[Data for the task]:
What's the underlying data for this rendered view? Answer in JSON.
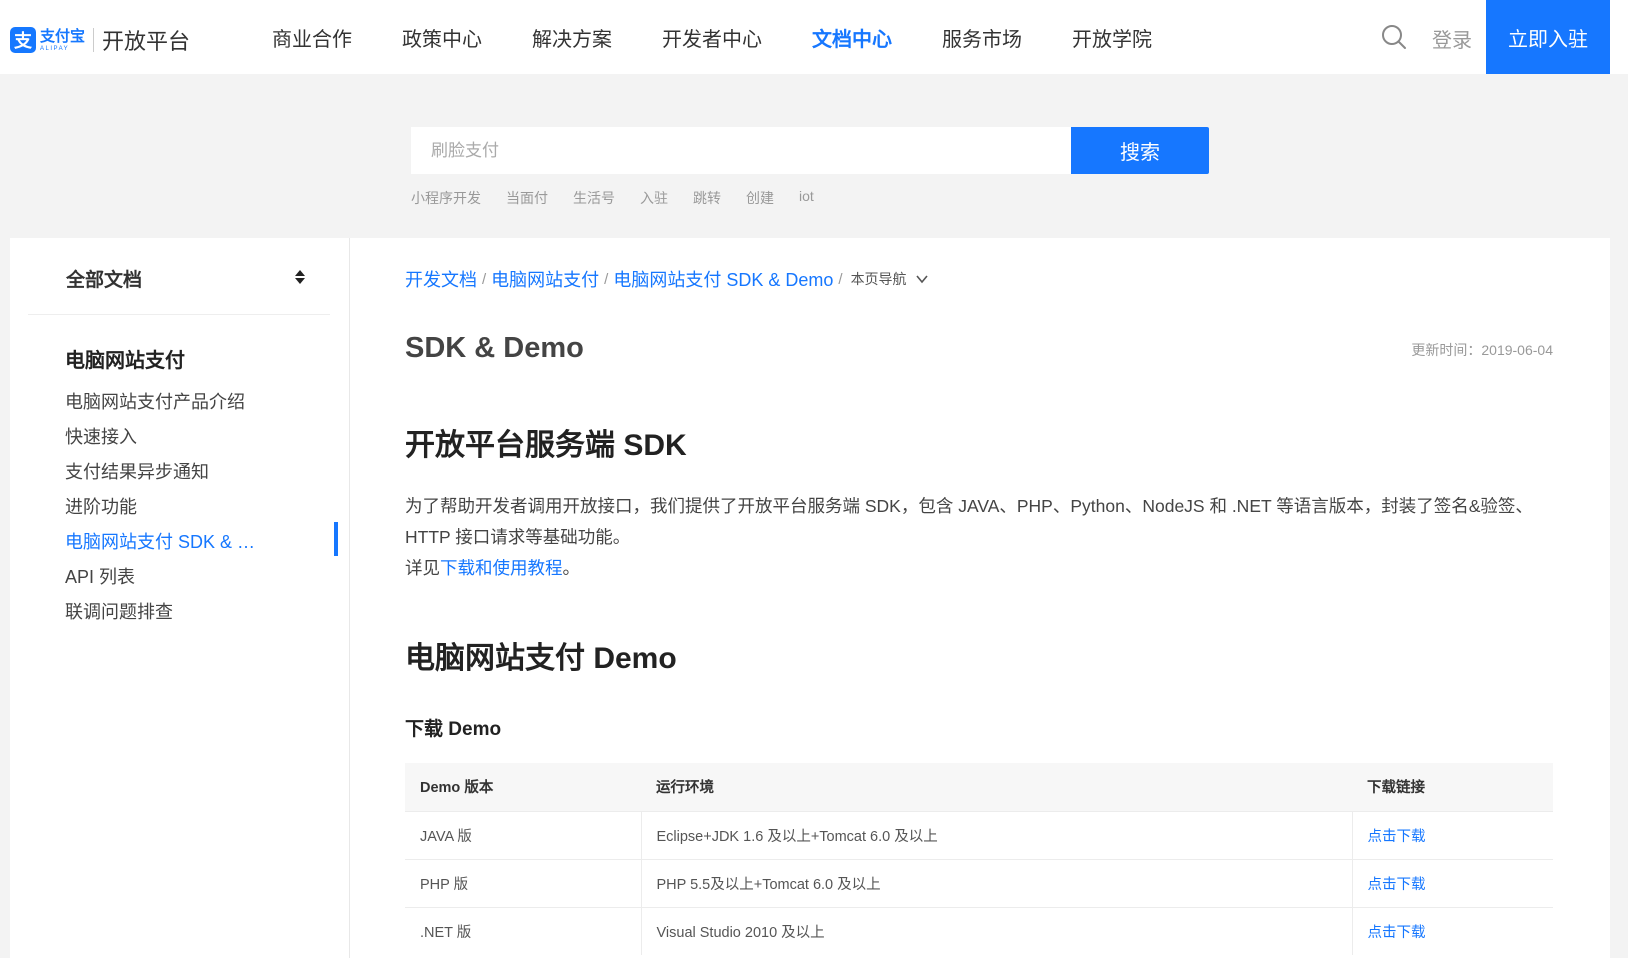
{
  "header": {
    "logo_cn": "支付宝",
    "logo_en": "ALIPAY",
    "title": "开放平台",
    "nav": [
      {
        "label": "商业合作",
        "active": false
      },
      {
        "label": "政策中心",
        "active": false
      },
      {
        "label": "解决方案",
        "active": false
      },
      {
        "label": "开发者中心",
        "active": false
      },
      {
        "label": "文档中心",
        "active": true
      },
      {
        "label": "服务市场",
        "active": false
      },
      {
        "label": "开放学院",
        "active": false
      }
    ],
    "login_label": "登录",
    "join_label": "立即入驻"
  },
  "search": {
    "placeholder": "刷脸支付",
    "button_label": "搜索",
    "hot_tags": [
      "小程序开发",
      "当面付",
      "生活号",
      "入驻",
      "跳转",
      "创建",
      "iot"
    ]
  },
  "sidebar": {
    "title": "全部文档",
    "group": "电脑网站支付",
    "items": [
      {
        "label": "电脑网站支付产品介绍",
        "active": false
      },
      {
        "label": "快速接入",
        "active": false
      },
      {
        "label": "支付结果异步通知",
        "active": false
      },
      {
        "label": "进阶功能",
        "active": false
      },
      {
        "label": "电脑网站支付 SDK & Demo",
        "active": true
      },
      {
        "label": "API 列表",
        "active": false
      },
      {
        "label": "联调问题排查",
        "active": false
      }
    ]
  },
  "breadcrumb": {
    "items": [
      "开发文档",
      "电脑网站支付",
      "电脑网站支付 SDK & Demo"
    ],
    "page_nav": "本页导航"
  },
  "content": {
    "title": "SDK & Demo",
    "updated_label": "更新时间：",
    "updated_date": "2019-06-04",
    "sdk_heading": "开放平台服务端 SDK",
    "sdk_text": "为了帮助开发者调用开放接口，我们提供了开放平台服务端 SDK，包含 JAVA、PHP、Python、NodeJS 和 .NET 等语言版本，封装了签名&验签、HTTP 接口请求等基础功能。",
    "see_prefix": "详见",
    "see_link": "下载和使用教程",
    "see_suffix": "。",
    "demo_heading": "电脑网站支付 Demo",
    "download_heading": "下载 Demo",
    "table": {
      "headers": [
        "Demo 版本",
        "运行环境",
        "下载链接"
      ],
      "rows": [
        {
          "version": "JAVA 版",
          "env": "Eclipse+JDK 1.6 及以上+Tomcat 6.0 及以上",
          "link": "点击下载"
        },
        {
          "version": "PHP 版",
          "env": "PHP 5.5及以上+Tomcat 6.0 及以上",
          "link": "点击下载"
        },
        {
          "version": ".NET 版",
          "env": "Visual Studio 2010 及以上",
          "link": "点击下载"
        }
      ]
    }
  }
}
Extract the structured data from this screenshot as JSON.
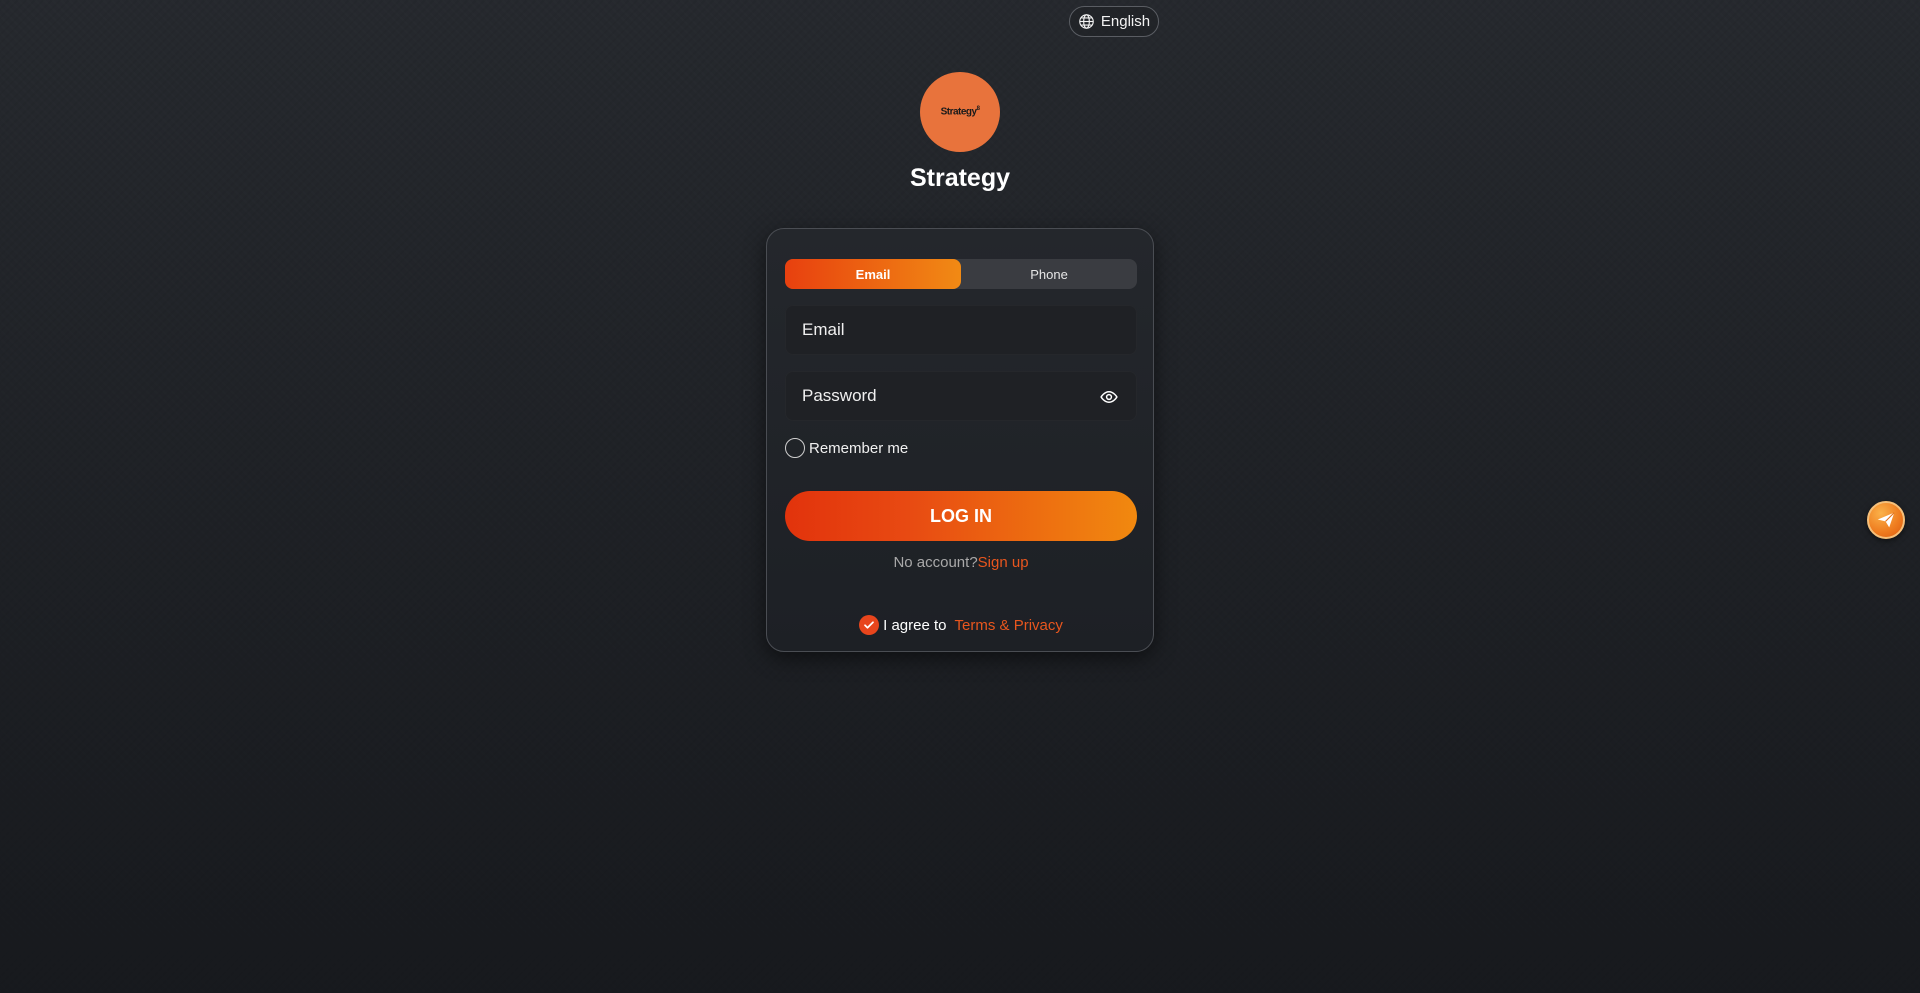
{
  "language": {
    "label": "English",
    "icon": "globe-icon"
  },
  "brand": {
    "logo_text": "Strategy",
    "logo_sup": "8",
    "title": "Strategy"
  },
  "login": {
    "tabs": [
      {
        "label": "Email",
        "active": true
      },
      {
        "label": "Phone",
        "active": false
      }
    ],
    "email_placeholder": "Email",
    "password_placeholder": "Password",
    "remember_label": "Remember me",
    "submit_label": "LOG IN",
    "no_account_text": "No account?",
    "signup_link": "Sign up",
    "agree_text": "I agree to",
    "terms_link": "Terms & Privacy",
    "agree_checked": true
  },
  "colors": {
    "accent": "#e8451c",
    "accent_end": "#f18a14",
    "logo_bg": "#e8733c",
    "card_bg": "#24272c"
  },
  "floating_button": {
    "icon": "paper-plane-icon"
  }
}
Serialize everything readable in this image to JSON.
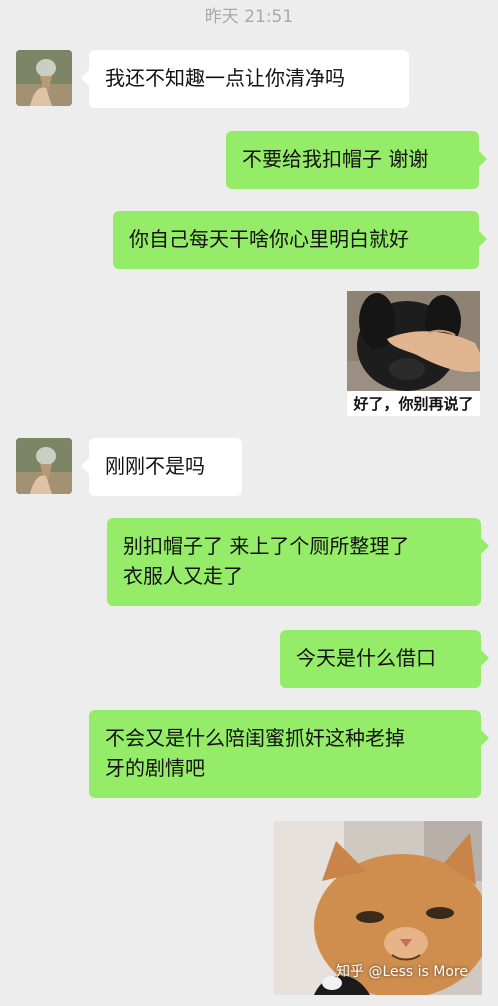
{
  "timestamp": "昨天 21:51",
  "messages": [
    {
      "text": "我还不知趣一点让你清净吗"
    },
    {
      "text": "不要给我扣帽子 谢谢"
    },
    {
      "text": "你自己每天干啥你心里明白就好"
    },
    {
      "sticker_caption": "好了，你别再说了"
    },
    {
      "text": "刚刚不是吗"
    },
    {
      "text": "别扣帽子了 来上了个厕所整理了\n衣服人又走了"
    },
    {
      "text": "今天是什么借口"
    },
    {
      "text": "不会又是什么陪闺蜜抓奸这种老掉\n牙的剧情吧"
    }
  ],
  "watermark": "知乎 @Less is More",
  "colors": {
    "incoming": "#ffffff",
    "outgoing": "#95ec69",
    "background": "#ededed"
  }
}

[Written request]:
Output the full set of records above without changing a word, and drop the images.

[Result of the exercise]:
What's the underlying data for this rendered view? Answer in JSON.
{
  "header": {
    "logo_cn": "支付宝",
    "logo_en": "ALIPAY",
    "title": "开放平台",
    "nav": [
      {
        "label": "商业合作",
        "active": false
      },
      {
        "label": "政策中心",
        "active": false
      },
      {
        "label": "解决方案",
        "active": false
      },
      {
        "label": "开发者中心",
        "active": false
      },
      {
        "label": "文档中心",
        "active": true
      },
      {
        "label": "服务市场",
        "active": false
      },
      {
        "label": "开放学院",
        "active": false
      }
    ],
    "login_label": "登录",
    "join_label": "立即入驻"
  },
  "search": {
    "placeholder": "刷脸支付",
    "button_label": "搜索",
    "hot_tags": [
      "小程序开发",
      "当面付",
      "生活号",
      "入驻",
      "跳转",
      "创建",
      "iot"
    ]
  },
  "sidebar": {
    "title": "全部文档",
    "group": "电脑网站支付",
    "items": [
      {
        "label": "电脑网站支付产品介绍",
        "active": false
      },
      {
        "label": "快速接入",
        "active": false
      },
      {
        "label": "支付结果异步通知",
        "active": false
      },
      {
        "label": "进阶功能",
        "active": false
      },
      {
        "label": "电脑网站支付 SDK & Demo",
        "active": true
      },
      {
        "label": "API 列表",
        "active": false
      },
      {
        "label": "联调问题排查",
        "active": false
      }
    ]
  },
  "breadcrumb": {
    "items": [
      "开发文档",
      "电脑网站支付",
      "电脑网站支付 SDK & Demo"
    ],
    "page_nav": "本页导航"
  },
  "content": {
    "title": "SDK & Demo",
    "updated_label": "更新时间：",
    "updated_date": "2019-06-04",
    "sdk_heading": "开放平台服务端 SDK",
    "sdk_text": "为了帮助开发者调用开放接口，我们提供了开放平台服务端 SDK，包含 JAVA、PHP、Python、NodeJS 和 .NET 等语言版本，封装了签名&验签、HTTP 接口请求等基础功能。",
    "see_prefix": "详见",
    "see_link": "下载和使用教程",
    "see_suffix": "。",
    "demo_heading": "电脑网站支付 Demo",
    "download_heading": "下载 Demo",
    "table": {
      "headers": [
        "Demo 版本",
        "运行环境",
        "下载链接"
      ],
      "rows": [
        {
          "version": "JAVA 版",
          "env": "Eclipse+JDK 1.6 及以上+Tomcat 6.0 及以上",
          "link": "点击下载"
        },
        {
          "version": "PHP 版",
          "env": "PHP 5.5及以上+Tomcat 6.0 及以上",
          "link": "点击下载"
        },
        {
          "version": ".NET 版",
          "env": "Visual Studio 2010 及以上",
          "link": "点击下载"
        }
      ]
    }
  }
}
Extract the structured data from this screenshot as JSON.
{
  "language": {
    "label": "English",
    "icon": "globe-icon"
  },
  "brand": {
    "logo_text": "Strategy",
    "logo_sup": "8",
    "title": "Strategy"
  },
  "login": {
    "tabs": [
      {
        "label": "Email",
        "active": true
      },
      {
        "label": "Phone",
        "active": false
      }
    ],
    "email_placeholder": "Email",
    "password_placeholder": "Password",
    "remember_label": "Remember me",
    "submit_label": "LOG IN",
    "no_account_text": "No account?",
    "signup_link": "Sign up",
    "agree_text": "I agree to",
    "terms_link": "Terms & Privacy",
    "agree_checked": true
  },
  "colors": {
    "accent": "#e8451c",
    "accent_end": "#f18a14",
    "logo_bg": "#e8733c",
    "card_bg": "#24272c"
  },
  "floating_button": {
    "icon": "paper-plane-icon"
  }
}
Serialize everything readable in this image to JSON.
{
  "timestamp": "昨天 21:51",
  "messages": [
    {
      "text": "我还不知趣一点让你清净吗"
    },
    {
      "text": "不要给我扣帽子 谢谢"
    },
    {
      "text": "你自己每天干啥你心里明白就好"
    },
    {
      "sticker_caption": "好了，你别再说了"
    },
    {
      "text": "刚刚不是吗"
    },
    {
      "text": "别扣帽子了 来上了个厕所整理了\n衣服人又走了"
    },
    {
      "text": "今天是什么借口"
    },
    {
      "text": "不会又是什么陪闺蜜抓奸这种老掉\n牙的剧情吧"
    }
  ],
  "watermark": "知乎 @Less is More",
  "colors": {
    "incoming": "#ffffff",
    "outgoing": "#95ec69",
    "background": "#ededed"
  }
}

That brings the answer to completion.